- **Aim of the exercise**
Collect every line that includes the string "irritation".

(Saved data entries)
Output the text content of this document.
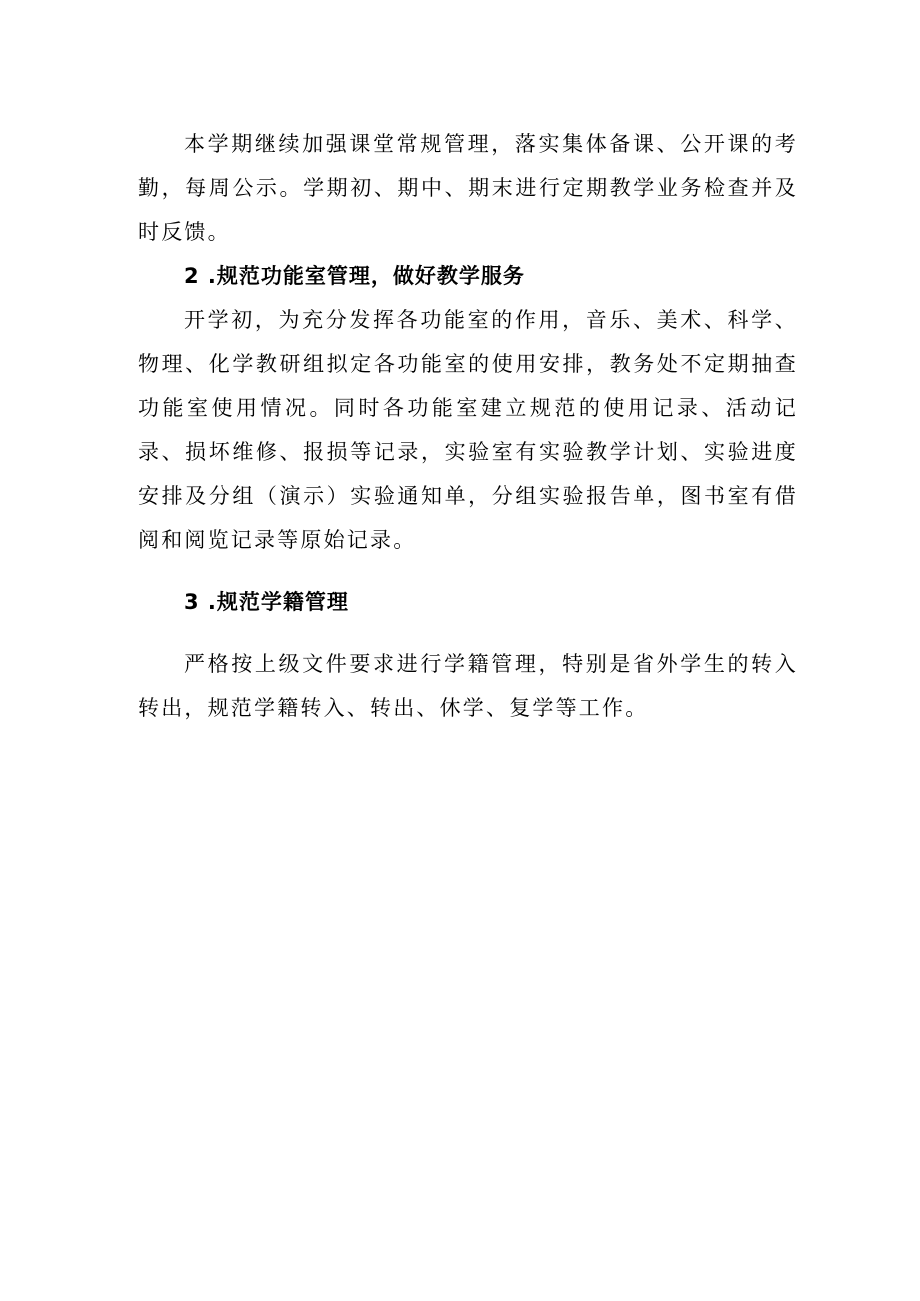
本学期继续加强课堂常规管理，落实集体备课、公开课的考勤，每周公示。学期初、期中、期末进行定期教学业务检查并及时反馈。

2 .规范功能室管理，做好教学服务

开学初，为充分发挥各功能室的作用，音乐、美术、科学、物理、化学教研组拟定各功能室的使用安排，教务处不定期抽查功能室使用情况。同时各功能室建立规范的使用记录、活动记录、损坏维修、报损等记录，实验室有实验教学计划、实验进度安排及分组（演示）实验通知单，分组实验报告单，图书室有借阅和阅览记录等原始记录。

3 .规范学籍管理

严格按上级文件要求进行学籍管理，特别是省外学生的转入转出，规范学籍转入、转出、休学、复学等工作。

---

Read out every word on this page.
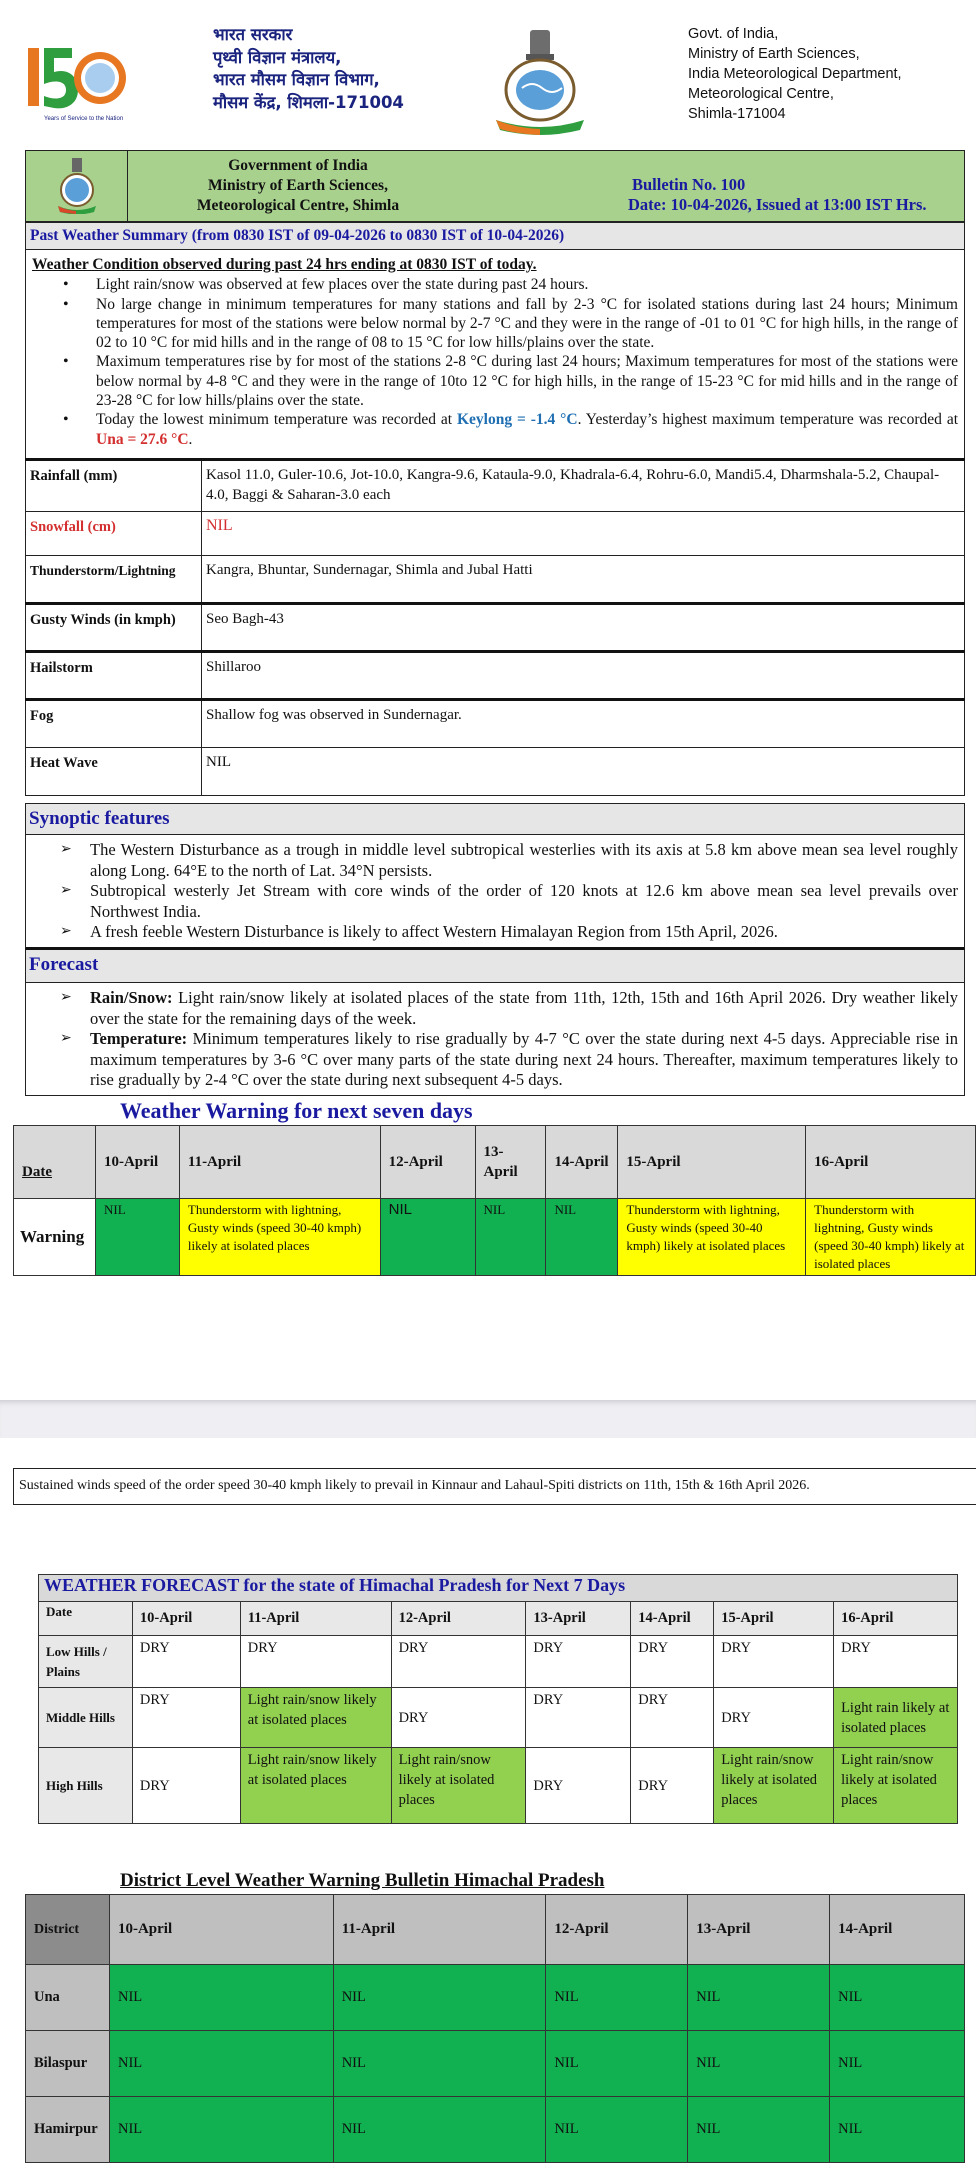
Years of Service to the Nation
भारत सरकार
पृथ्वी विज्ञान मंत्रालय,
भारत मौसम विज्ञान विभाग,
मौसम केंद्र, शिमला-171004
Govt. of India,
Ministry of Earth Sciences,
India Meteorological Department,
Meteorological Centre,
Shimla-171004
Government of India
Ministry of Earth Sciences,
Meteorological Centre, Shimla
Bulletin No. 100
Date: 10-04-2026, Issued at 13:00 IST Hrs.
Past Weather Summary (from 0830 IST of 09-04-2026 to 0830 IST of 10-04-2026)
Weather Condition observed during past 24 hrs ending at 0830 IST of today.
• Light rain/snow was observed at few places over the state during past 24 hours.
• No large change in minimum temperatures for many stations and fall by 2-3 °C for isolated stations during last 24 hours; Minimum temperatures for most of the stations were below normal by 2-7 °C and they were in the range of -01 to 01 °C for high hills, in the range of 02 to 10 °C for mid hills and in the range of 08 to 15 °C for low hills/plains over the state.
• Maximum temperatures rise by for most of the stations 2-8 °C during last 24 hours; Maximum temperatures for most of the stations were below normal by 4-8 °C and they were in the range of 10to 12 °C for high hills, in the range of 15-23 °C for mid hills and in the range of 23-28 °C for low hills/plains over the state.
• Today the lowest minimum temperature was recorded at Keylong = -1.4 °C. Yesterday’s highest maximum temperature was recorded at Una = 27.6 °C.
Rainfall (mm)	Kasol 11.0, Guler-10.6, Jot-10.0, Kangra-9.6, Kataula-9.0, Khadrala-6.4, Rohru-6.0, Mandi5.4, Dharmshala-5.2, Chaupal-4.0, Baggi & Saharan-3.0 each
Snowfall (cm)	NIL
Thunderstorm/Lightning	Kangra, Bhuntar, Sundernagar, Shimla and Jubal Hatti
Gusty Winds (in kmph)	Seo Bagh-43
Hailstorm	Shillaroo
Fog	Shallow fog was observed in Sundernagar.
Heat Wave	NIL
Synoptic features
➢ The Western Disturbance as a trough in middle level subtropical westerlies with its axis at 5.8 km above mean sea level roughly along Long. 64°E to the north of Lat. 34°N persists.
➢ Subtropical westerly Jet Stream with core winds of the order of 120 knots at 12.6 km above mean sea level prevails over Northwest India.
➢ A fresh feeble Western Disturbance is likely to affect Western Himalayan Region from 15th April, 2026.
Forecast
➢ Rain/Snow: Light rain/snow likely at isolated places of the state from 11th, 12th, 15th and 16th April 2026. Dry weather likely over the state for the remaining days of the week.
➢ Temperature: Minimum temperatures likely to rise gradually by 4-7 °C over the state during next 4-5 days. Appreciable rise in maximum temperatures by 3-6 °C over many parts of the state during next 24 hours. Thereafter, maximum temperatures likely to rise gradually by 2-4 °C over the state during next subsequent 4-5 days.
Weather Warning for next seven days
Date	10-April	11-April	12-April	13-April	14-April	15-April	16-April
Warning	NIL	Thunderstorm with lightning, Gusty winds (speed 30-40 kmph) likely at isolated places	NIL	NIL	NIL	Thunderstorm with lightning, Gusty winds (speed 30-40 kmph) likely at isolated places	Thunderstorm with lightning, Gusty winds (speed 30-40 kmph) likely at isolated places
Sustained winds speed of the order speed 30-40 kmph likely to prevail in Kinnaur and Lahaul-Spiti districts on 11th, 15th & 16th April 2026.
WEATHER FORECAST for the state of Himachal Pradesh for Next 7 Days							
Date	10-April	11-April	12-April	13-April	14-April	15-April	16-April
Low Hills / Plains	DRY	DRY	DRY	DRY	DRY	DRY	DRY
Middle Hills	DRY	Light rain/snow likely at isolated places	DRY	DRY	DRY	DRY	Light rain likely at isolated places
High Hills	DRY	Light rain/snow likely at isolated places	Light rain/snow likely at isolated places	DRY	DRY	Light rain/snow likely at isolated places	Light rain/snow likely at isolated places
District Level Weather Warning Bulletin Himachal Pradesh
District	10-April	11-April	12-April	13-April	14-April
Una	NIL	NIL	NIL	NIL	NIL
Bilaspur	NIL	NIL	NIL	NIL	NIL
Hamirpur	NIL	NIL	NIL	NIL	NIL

--

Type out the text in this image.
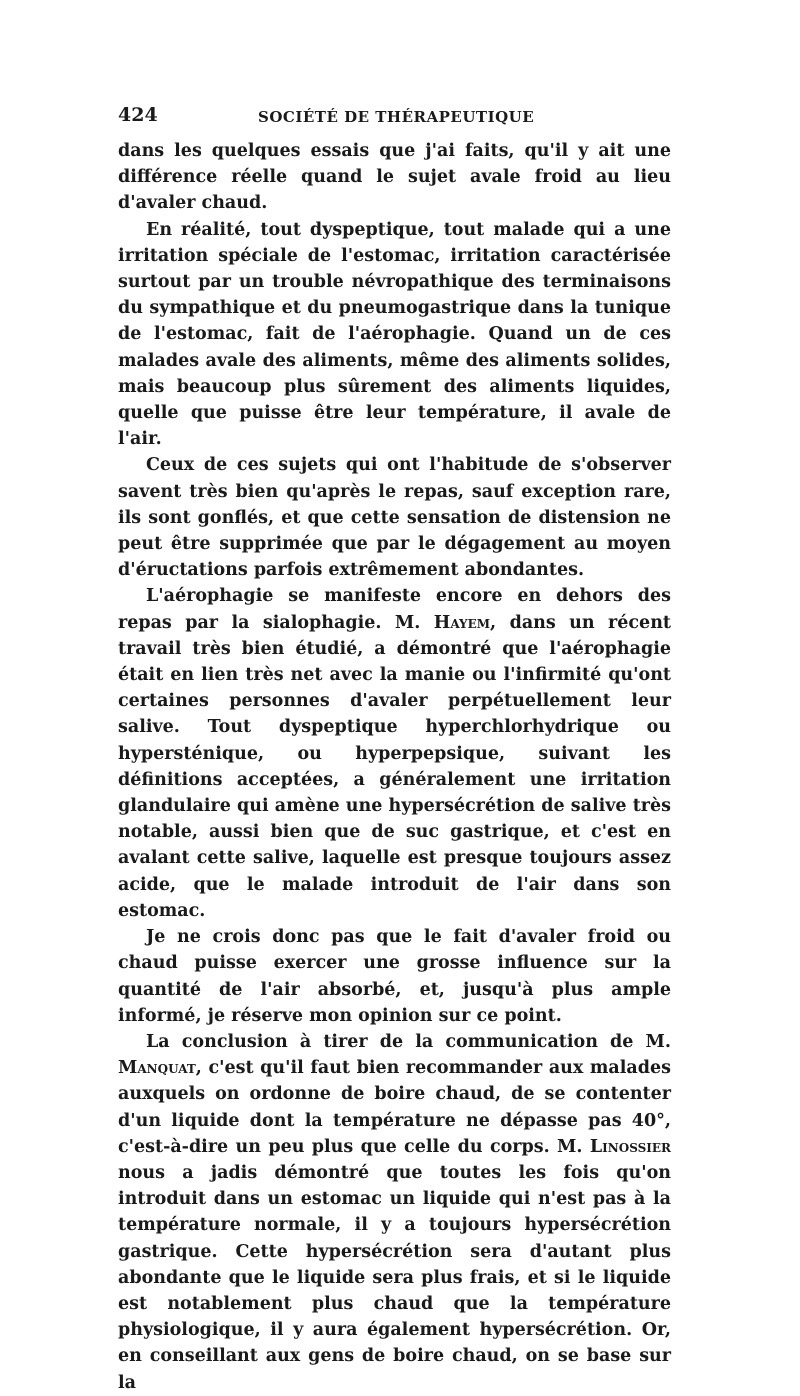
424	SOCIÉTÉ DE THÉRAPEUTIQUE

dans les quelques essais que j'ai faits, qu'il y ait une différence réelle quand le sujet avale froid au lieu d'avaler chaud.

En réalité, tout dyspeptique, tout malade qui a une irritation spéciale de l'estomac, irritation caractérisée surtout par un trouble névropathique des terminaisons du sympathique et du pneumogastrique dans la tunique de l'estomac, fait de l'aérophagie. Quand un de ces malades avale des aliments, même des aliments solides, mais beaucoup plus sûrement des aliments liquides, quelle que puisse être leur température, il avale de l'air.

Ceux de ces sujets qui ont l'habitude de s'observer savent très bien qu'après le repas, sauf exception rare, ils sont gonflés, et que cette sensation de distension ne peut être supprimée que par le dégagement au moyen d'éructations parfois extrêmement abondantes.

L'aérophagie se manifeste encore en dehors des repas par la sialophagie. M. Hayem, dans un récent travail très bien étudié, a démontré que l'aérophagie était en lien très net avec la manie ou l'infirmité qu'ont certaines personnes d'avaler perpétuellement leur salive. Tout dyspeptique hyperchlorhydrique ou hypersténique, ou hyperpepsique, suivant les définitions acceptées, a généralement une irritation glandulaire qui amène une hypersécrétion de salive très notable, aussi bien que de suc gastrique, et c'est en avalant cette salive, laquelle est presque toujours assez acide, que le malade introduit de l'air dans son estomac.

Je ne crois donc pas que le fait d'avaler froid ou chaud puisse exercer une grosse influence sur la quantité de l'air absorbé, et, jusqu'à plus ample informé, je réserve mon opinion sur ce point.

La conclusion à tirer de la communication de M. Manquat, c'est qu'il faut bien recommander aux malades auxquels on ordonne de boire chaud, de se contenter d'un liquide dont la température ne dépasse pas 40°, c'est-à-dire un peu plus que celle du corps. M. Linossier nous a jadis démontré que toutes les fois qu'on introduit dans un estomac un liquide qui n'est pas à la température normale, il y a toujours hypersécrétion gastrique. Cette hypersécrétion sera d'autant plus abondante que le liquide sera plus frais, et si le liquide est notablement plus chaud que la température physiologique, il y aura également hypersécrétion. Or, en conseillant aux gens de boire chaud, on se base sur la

- **Exercise answer**
En réalité, tout dyspeptique, tout malade qui a une irritation spéciale de l'estomac, irritation caractérisée surtout par un trouble névropathique des terminaisons du sympathique et du pneumogastrique dans la tunique de l'estomac, fait de l'aérophagie. Quand un de ces malades avale des aliments, même des aliments solides, mais beaucoup plus sûrement des aliments liquides, quelle que puisse être leur température, il avale de l'air.
L'aérophagie se manifeste encore en dehors des repas par la sialophagie. M. Hayem, dans un récent travail très bien étudié, a démontré que l'aérophagie était en lien très net avec la manie ou l'infirmité qu'ont certaines personnes d'avaler perpétuellement leur salive. Tout dyspeptique hyperchlorhydrique ou hypersténique, ou hyperpepsique, suivant les définitions acceptées, a généralement une irritation glandulaire qui amène une hypersécrétion de salive très notable, aussi bien que de suc gastrique, et c'est en avalant cette salive, laquelle est presque toujours assez acide, que le malade introduit de l'air dans son estomac.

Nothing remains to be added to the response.